Eastgate Mall is a shopping mall located in Glen Este, Ohio, in the suburbs of Cincinnati, Ohio. The mall contains over 15 stores. The anchor stores are Dillard's, Kohl's, and JCPenney. There is 1 vacant anchor store that was once Sears. Wells Fargo owns and manages the mall (As of July 2022). In 1988, Tom Cruise and Dustin Hoffman made a public appearance upon the release of the hit film Rain Man.

History
Jacobs Visconsi & Jacobs developed Eastgate Mall. Construction began in 1974, with J. C. Penney and Sears confirmed as anchor stores. At opening day, the mall featured these two stores, along with 90 other tenants and space for two additional department stores.

McAlpin's opened to the public in 1992. It would be renamed Dillard's in 1998. On August 4, 1995, Kohl's would officially open as the mall's fourth anchor store.

• _To be done_
Extend the Eastgate Mall history above with a few more sentences, starting after the line about Kohl's opening as the fourth anchor store.

• _Data provided_
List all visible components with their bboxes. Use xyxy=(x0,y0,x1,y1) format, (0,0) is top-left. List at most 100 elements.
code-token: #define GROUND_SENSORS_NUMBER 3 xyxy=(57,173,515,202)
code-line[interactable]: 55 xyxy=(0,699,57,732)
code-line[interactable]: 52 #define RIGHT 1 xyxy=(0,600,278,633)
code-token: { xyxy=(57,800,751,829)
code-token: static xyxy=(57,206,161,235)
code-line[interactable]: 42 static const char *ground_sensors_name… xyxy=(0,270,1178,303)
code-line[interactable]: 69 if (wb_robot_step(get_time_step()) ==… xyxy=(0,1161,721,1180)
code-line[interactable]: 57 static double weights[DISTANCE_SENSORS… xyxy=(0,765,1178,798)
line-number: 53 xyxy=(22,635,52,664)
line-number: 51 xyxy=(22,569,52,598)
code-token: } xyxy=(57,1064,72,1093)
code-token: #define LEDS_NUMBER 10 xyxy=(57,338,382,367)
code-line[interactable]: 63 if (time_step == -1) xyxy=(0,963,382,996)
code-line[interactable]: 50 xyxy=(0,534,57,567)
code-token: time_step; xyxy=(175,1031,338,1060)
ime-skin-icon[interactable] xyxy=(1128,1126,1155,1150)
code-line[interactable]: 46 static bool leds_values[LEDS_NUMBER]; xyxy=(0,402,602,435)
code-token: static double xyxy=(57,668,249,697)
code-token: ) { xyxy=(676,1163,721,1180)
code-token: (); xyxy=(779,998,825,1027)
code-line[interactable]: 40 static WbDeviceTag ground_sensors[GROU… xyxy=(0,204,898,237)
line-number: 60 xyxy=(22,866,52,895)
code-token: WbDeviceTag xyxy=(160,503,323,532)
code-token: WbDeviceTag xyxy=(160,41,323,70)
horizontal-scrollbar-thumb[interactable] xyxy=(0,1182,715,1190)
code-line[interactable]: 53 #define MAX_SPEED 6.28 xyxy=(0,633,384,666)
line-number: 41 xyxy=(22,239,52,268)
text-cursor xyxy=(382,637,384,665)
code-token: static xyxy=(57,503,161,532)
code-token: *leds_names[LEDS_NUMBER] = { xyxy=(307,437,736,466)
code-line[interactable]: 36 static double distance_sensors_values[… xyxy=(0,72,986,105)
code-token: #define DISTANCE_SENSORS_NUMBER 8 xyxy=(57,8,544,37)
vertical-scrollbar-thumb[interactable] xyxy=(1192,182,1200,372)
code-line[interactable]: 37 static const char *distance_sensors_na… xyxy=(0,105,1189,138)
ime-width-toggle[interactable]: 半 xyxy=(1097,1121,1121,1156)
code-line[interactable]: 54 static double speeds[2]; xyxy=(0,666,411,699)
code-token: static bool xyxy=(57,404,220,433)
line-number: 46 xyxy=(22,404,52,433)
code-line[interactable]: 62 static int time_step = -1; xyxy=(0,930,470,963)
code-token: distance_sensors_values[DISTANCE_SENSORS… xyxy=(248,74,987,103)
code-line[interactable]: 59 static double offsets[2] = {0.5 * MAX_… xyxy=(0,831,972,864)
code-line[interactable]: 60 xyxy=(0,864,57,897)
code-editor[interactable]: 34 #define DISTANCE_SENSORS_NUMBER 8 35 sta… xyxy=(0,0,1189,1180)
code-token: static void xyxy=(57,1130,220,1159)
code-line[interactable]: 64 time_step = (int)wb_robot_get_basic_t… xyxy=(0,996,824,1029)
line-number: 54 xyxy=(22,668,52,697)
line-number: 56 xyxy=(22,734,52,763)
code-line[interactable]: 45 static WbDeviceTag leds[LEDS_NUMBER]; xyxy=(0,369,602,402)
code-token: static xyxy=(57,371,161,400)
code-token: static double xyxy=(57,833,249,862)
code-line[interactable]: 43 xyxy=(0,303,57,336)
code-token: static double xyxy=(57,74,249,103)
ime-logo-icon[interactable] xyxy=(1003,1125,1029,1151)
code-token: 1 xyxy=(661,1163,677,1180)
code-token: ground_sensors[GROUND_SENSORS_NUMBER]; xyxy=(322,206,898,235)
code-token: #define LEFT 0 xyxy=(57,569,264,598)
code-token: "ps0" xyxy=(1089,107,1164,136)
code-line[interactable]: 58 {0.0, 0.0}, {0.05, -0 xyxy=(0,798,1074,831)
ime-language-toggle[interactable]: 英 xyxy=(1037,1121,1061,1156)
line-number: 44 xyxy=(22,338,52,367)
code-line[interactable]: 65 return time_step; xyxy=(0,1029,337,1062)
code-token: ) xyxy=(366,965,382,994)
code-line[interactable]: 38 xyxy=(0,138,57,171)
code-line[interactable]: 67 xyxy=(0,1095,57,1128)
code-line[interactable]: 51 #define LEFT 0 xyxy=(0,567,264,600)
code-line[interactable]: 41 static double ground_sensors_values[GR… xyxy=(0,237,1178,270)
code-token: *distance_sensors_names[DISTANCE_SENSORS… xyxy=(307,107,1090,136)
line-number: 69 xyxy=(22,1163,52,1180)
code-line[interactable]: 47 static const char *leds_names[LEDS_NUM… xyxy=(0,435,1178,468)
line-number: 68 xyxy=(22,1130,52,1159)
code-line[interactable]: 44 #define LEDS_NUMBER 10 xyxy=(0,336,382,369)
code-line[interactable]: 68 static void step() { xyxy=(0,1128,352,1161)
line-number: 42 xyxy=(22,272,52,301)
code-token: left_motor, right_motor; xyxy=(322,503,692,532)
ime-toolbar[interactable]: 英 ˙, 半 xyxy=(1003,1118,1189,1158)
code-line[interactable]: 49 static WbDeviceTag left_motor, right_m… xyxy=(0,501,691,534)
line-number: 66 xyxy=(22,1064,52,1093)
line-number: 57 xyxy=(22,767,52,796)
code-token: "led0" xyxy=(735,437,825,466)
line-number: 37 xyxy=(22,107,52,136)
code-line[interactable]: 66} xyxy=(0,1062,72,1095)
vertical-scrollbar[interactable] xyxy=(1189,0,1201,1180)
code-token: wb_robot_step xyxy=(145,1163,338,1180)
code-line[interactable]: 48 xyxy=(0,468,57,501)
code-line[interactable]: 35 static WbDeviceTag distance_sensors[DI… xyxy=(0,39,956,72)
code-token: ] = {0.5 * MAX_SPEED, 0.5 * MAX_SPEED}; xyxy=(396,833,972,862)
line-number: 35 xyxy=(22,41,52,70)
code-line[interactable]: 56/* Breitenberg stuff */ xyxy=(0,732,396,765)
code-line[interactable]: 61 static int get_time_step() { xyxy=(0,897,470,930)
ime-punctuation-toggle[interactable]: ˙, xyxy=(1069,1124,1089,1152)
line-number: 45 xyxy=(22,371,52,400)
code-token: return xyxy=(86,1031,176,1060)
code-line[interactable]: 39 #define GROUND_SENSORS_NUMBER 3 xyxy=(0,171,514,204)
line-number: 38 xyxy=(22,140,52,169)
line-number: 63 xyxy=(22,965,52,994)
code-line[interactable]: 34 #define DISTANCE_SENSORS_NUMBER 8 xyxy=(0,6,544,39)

• _Task response_
In March 2015, Dillard's was transformed into a clearance center and the number of floors was reduced to just one.

On August 31, 2019, it was announced that Sears would be closing this location as a part of a plan to close 85 stores nationwide. The store closed on December 15, 2019.

On July 30, 2021 it was announced that Kroger bought the former Sears location at Eastgate Mall, it's still unclear what has been decided what Kroger could do with the former Sears.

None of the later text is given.